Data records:

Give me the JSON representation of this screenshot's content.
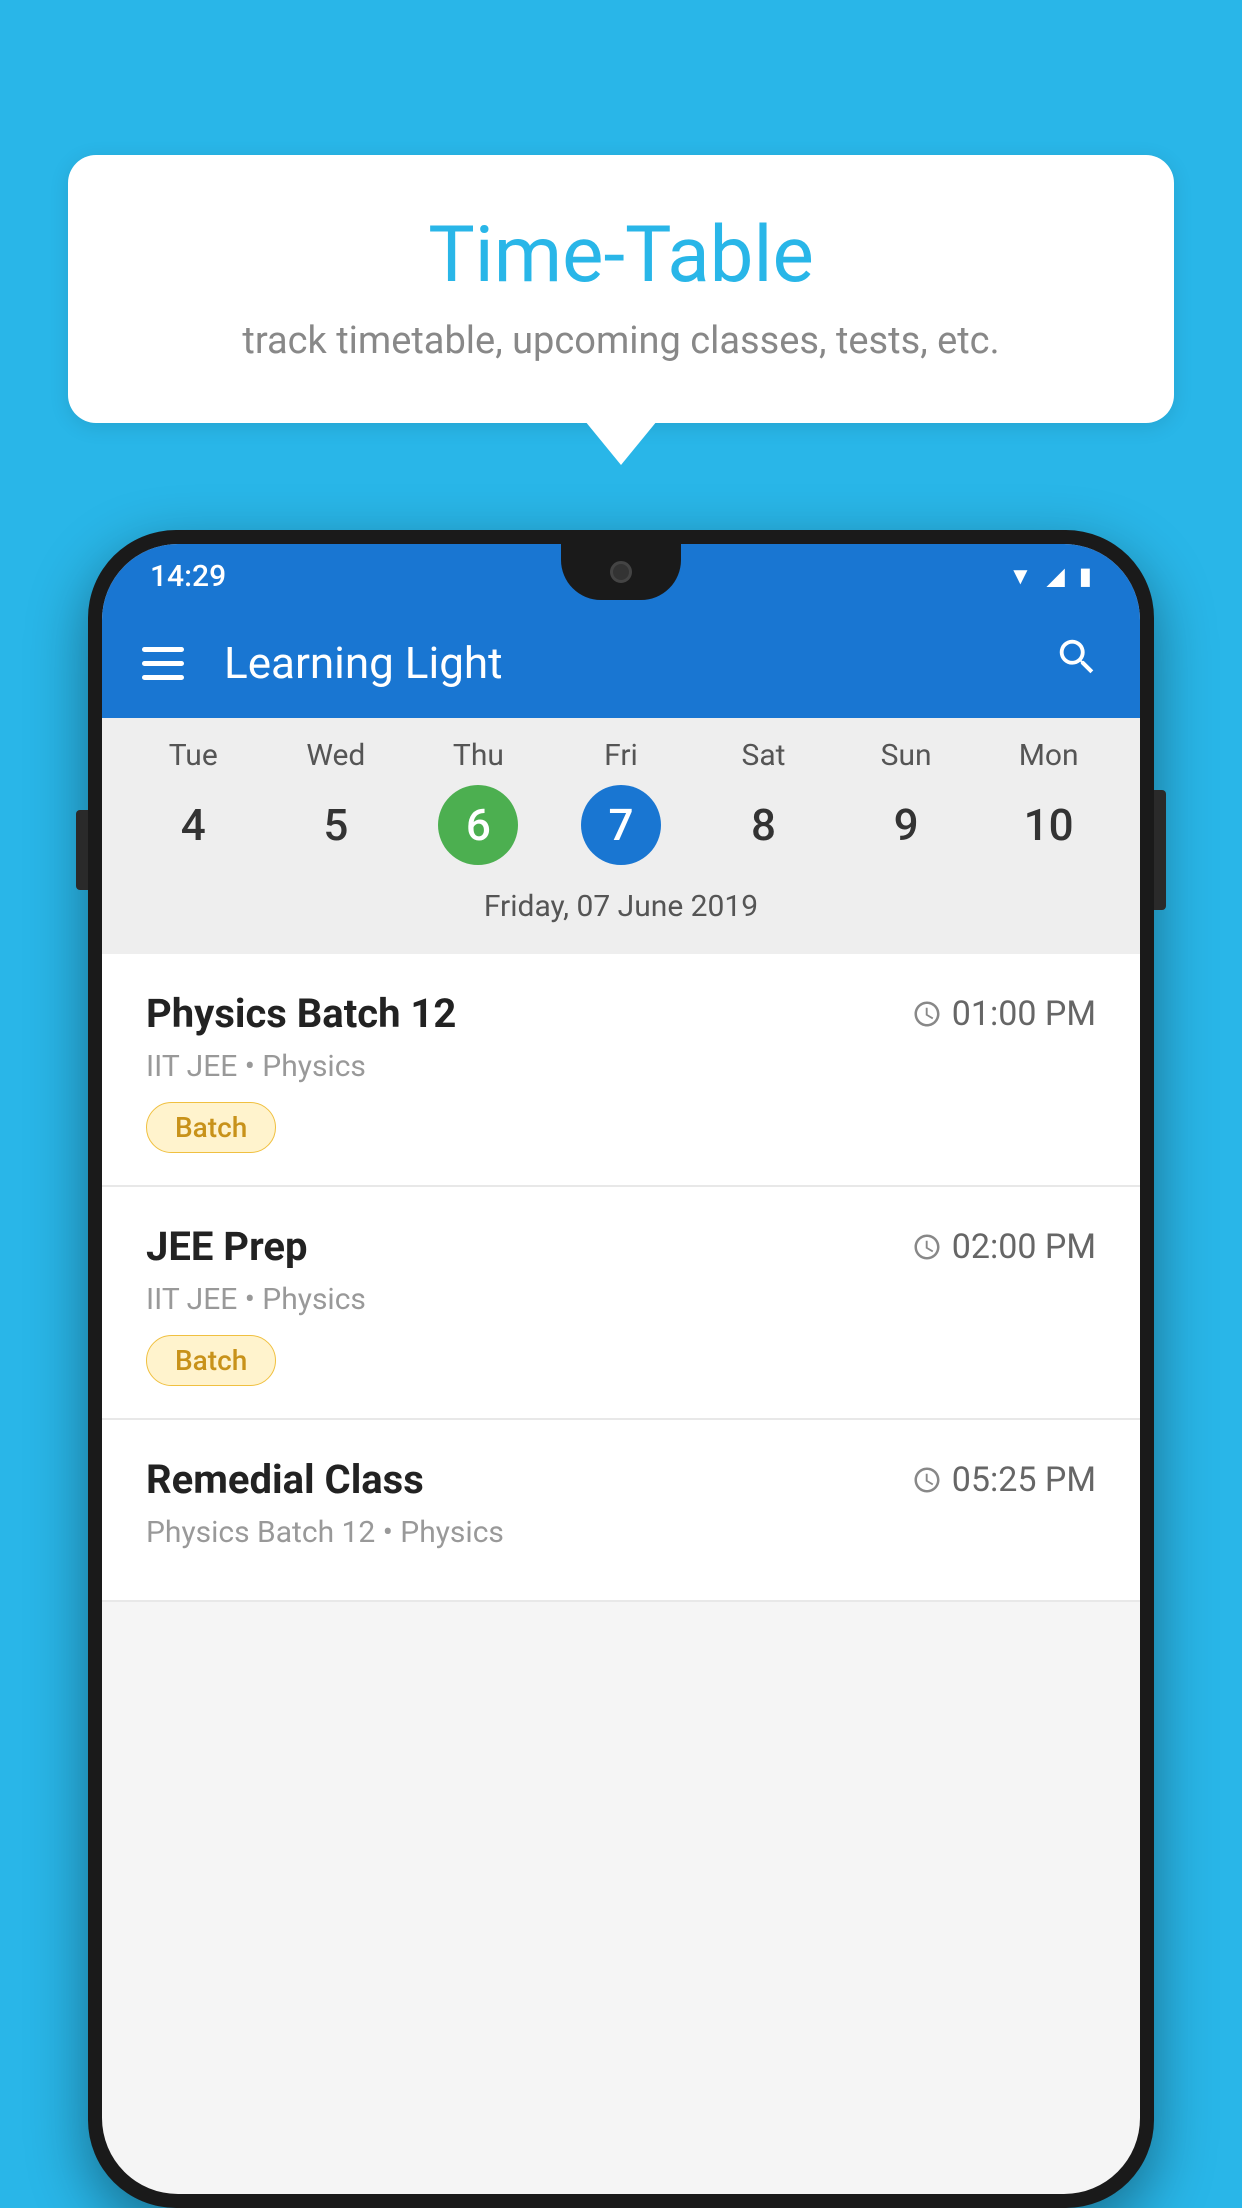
{
  "background_color": "#29b6e8",
  "speech_bubble": {
    "title": "Time-Table",
    "subtitle": "track timetable, upcoming classes, tests, etc."
  },
  "phone": {
    "status_bar": {
      "time": "14:29"
    },
    "app_bar": {
      "title": "Learning Light"
    },
    "calendar": {
      "days": [
        {
          "name": "Tue",
          "number": "4",
          "state": "normal"
        },
        {
          "name": "Wed",
          "number": "5",
          "state": "normal"
        },
        {
          "name": "Thu",
          "number": "6",
          "state": "today"
        },
        {
          "name": "Fri",
          "number": "7",
          "state": "selected"
        },
        {
          "name": "Sat",
          "number": "8",
          "state": "normal"
        },
        {
          "name": "Sun",
          "number": "9",
          "state": "normal"
        },
        {
          "name": "Mon",
          "number": "10",
          "state": "normal"
        }
      ],
      "selected_date_label": "Friday, 07 June 2019"
    },
    "schedule": [
      {
        "title": "Physics Batch 12",
        "time": "01:00 PM",
        "subtitle": "IIT JEE • Physics",
        "tag": "Batch"
      },
      {
        "title": "JEE Prep",
        "time": "02:00 PM",
        "subtitle": "IIT JEE • Physics",
        "tag": "Batch"
      },
      {
        "title": "Remedial Class",
        "time": "05:25 PM",
        "subtitle": "Physics Batch 12 • Physics",
        "tag": null
      }
    ]
  }
}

GIVEN PROBLEM: In the records above, find each line that holds the word "number"; copy all such lines.

ANSWER IN FULL:
          "number": "4",
          "number": "5",
          "number": "6",
          "number": "7",
          "number": "8",
          "number": "9",
          "number": "10",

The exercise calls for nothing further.